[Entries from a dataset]
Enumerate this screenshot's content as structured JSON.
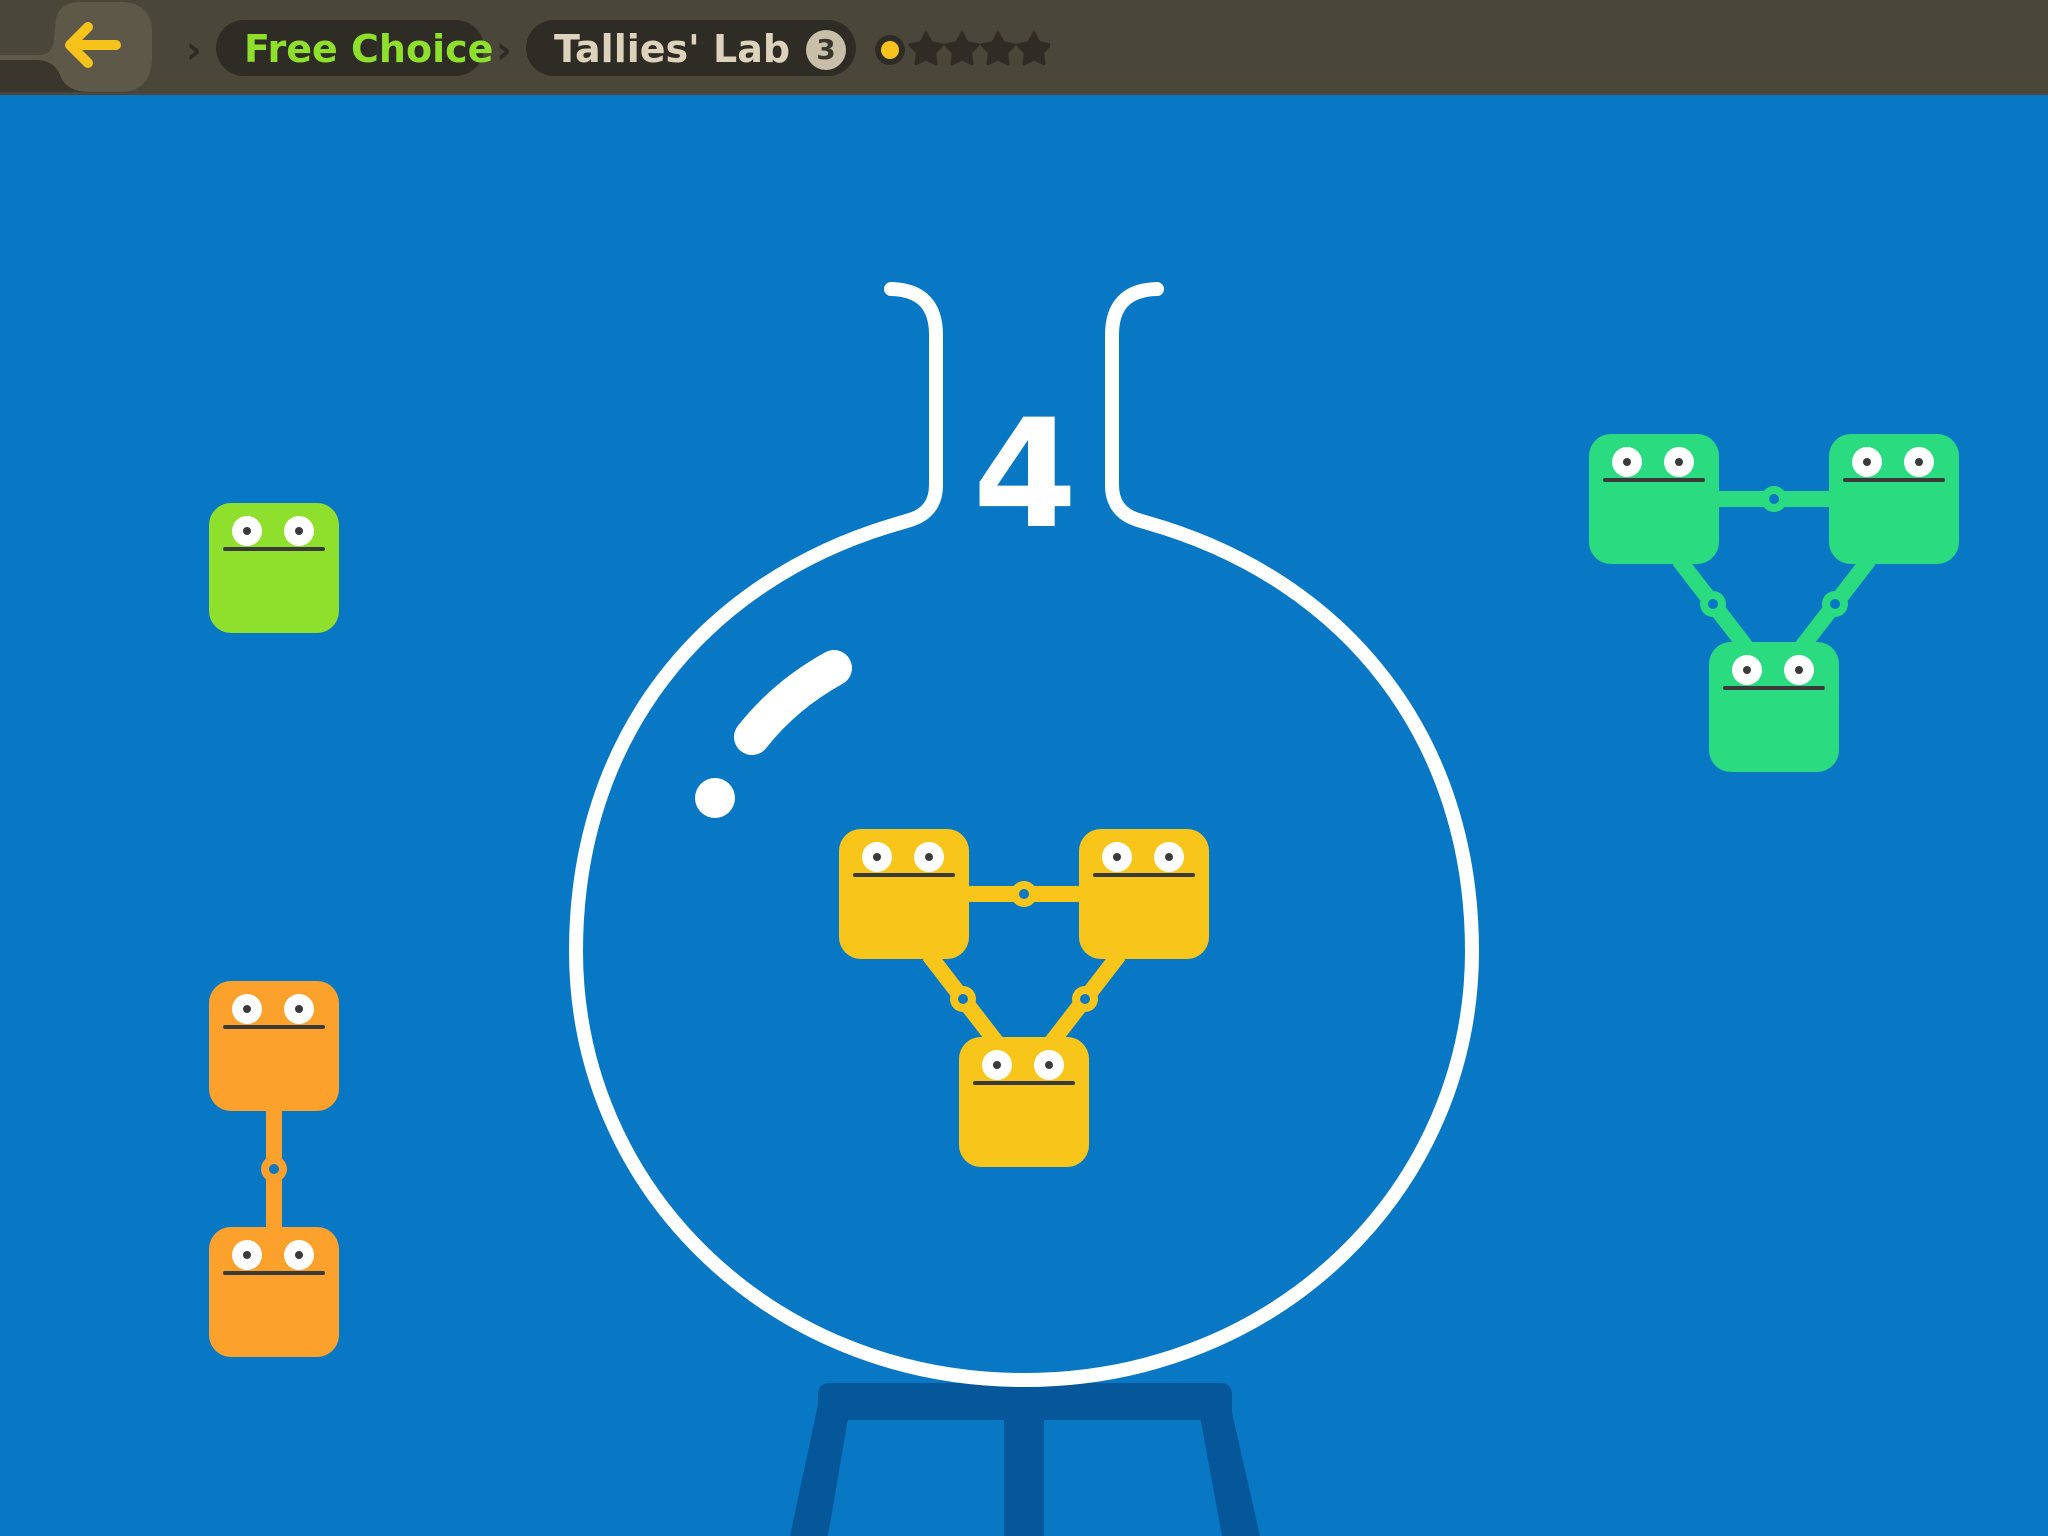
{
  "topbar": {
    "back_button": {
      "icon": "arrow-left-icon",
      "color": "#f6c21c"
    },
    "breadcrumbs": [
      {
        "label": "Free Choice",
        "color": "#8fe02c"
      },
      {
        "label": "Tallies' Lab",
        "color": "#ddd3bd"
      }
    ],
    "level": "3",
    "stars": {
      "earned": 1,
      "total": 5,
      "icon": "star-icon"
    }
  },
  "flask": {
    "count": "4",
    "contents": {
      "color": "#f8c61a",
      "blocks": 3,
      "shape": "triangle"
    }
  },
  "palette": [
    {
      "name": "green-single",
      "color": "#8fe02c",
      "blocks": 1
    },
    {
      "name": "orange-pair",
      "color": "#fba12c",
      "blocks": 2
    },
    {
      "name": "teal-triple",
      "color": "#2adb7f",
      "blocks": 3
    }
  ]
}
==
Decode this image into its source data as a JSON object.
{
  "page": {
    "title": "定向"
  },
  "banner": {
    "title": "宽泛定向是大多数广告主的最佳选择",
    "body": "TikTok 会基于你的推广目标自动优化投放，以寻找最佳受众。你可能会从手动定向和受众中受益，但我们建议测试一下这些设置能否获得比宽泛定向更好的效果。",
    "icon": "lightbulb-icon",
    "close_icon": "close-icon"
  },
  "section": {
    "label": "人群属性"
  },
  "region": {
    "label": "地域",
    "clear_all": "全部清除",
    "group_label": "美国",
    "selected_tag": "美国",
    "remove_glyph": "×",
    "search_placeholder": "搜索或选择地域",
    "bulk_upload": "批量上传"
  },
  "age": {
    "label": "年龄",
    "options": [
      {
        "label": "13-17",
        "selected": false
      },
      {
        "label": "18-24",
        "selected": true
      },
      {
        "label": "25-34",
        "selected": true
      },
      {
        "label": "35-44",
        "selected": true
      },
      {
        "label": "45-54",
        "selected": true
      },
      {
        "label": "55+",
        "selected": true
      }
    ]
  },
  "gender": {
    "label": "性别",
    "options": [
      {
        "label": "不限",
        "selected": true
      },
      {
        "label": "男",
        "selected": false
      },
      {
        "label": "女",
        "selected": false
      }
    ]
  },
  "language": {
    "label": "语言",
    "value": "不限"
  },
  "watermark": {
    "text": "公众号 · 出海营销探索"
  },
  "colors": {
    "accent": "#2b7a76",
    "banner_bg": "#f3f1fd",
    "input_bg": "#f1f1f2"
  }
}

What is asked: Read the entries and pick out all lines that include the word "icon".

Full solution:
      "icon": "arrow-left-icon",
      "icon": "star-icon"
    "icon": "lightbulb-icon",
    "close_icon": "close-icon"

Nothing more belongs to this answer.